**Directions**: Output the stretch of entries from the very start through the line containing "y-tick-label: 1.25 [34,141,59,156]", including that line, reproducing each line word for word.

[Begin]

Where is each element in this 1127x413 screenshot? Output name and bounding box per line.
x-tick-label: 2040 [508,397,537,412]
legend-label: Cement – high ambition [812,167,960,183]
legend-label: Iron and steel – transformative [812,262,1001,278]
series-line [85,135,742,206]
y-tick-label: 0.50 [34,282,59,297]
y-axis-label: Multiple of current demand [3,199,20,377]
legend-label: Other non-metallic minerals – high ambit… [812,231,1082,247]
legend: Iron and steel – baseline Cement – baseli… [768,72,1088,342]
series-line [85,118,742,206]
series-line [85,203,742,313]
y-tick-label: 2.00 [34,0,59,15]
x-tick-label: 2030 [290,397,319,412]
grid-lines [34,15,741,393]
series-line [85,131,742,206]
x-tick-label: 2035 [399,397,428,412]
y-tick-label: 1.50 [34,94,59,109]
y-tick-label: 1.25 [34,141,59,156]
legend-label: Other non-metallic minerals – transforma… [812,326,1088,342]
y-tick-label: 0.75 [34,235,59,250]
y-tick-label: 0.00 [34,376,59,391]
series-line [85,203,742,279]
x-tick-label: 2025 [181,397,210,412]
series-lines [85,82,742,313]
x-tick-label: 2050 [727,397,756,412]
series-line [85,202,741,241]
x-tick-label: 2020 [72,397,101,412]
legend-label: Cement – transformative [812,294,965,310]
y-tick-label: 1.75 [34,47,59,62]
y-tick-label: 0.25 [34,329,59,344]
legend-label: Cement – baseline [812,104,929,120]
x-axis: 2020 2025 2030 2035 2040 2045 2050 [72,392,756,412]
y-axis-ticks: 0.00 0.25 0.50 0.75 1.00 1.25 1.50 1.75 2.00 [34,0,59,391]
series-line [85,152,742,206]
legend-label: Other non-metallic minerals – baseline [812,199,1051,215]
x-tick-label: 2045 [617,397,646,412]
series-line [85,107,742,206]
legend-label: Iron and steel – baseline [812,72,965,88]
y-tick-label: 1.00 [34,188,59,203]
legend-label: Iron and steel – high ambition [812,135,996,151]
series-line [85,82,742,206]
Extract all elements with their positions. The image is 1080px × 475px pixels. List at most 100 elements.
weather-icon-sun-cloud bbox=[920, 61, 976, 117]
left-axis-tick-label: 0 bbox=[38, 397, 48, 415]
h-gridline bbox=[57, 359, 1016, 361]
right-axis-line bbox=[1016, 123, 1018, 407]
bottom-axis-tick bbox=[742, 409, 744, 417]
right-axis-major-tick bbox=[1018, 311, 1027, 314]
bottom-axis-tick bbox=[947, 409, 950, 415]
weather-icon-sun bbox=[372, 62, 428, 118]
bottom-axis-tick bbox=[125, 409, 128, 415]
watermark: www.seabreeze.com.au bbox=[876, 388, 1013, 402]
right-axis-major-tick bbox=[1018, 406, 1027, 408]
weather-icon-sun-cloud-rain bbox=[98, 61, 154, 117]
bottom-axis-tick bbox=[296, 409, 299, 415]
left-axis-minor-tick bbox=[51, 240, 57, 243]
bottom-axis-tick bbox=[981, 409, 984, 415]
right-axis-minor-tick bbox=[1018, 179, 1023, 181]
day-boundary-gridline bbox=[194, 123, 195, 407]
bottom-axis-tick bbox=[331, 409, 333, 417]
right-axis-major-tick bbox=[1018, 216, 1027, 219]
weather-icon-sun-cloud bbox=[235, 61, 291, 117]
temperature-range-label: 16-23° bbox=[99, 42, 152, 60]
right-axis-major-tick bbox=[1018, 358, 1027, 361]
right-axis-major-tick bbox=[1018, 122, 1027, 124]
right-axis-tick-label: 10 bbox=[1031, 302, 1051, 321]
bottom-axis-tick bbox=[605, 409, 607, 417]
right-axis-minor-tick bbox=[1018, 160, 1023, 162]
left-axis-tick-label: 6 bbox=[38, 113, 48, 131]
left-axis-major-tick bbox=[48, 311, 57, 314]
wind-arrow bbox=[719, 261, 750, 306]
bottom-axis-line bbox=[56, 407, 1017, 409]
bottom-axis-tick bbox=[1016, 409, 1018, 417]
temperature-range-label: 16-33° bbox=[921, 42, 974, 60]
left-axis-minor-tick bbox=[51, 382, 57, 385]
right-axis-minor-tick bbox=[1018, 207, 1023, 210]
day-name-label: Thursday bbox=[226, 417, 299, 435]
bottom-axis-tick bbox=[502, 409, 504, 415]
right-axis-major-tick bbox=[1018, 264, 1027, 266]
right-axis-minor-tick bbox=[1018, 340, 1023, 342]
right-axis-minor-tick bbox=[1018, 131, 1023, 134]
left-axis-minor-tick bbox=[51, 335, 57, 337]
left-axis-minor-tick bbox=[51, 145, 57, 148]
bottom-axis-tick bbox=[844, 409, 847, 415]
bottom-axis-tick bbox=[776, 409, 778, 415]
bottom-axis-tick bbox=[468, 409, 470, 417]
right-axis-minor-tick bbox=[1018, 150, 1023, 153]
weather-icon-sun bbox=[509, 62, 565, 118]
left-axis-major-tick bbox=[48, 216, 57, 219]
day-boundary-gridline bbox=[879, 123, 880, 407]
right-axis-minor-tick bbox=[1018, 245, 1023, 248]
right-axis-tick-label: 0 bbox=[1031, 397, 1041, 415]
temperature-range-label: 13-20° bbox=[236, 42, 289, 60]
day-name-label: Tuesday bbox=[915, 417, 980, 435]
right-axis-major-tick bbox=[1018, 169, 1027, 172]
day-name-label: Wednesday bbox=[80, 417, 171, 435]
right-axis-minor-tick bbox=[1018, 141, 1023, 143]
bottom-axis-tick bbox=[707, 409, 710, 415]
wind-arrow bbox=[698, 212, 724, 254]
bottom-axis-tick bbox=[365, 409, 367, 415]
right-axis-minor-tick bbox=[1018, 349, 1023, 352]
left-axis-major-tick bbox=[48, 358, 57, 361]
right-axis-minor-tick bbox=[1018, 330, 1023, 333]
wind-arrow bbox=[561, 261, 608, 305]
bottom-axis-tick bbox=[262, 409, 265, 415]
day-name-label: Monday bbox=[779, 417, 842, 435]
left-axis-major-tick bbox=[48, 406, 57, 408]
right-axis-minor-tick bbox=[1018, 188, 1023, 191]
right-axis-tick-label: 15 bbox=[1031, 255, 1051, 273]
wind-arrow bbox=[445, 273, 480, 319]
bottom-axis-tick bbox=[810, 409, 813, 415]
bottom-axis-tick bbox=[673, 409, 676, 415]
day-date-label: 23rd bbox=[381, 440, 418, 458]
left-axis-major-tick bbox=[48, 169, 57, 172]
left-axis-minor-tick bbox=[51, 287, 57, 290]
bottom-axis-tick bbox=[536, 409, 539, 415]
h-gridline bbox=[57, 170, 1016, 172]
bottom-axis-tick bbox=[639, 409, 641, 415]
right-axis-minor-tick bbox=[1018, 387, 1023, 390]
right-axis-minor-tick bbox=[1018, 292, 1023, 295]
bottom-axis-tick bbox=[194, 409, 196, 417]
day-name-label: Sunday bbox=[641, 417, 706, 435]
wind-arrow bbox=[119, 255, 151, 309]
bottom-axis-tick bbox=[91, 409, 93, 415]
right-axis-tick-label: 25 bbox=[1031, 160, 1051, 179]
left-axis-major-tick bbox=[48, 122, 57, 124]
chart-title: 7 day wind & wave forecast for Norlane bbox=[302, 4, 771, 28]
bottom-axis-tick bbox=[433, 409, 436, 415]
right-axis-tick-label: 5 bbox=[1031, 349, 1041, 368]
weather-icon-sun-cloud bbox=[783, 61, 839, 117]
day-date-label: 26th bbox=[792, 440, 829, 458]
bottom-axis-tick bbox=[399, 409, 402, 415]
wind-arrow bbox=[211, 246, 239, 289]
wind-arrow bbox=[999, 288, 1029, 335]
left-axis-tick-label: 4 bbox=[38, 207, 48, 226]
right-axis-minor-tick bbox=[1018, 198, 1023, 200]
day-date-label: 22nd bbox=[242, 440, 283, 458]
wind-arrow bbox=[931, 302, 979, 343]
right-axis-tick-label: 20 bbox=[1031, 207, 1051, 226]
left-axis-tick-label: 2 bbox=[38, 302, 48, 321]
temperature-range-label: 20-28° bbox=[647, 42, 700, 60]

[End]

**Correct answer**:
Where is each element in this 1127x413 screenshot? Output name and bounding box per line.
x-tick-label: 2040 [508,397,537,412]
legend-label: Cement – high ambition [812,167,960,183]
legend-label: Iron and steel – transformative [812,262,1001,278]
series-line [85,135,742,206]
y-tick-label: 0.50 [34,282,59,297]
y-axis-label: Multiple of current demand [3,199,20,377]
legend-label: Other non-metallic minerals – high ambit… [812,231,1082,247]
legend: Iron and steel – baseline Cement – baseli… [768,72,1088,342]
series-line [85,118,742,206]
series-line [85,203,742,313]
y-tick-label: 2.00 [34,0,59,15]
x-tick-label: 2030 [290,397,319,412]
grid-lines [34,15,741,393]
series-line [85,131,742,206]
x-tick-label: 2035 [399,397,428,412]
y-tick-label: 1.50 [34,94,59,109]
y-tick-label: 1.25 [34,141,59,156]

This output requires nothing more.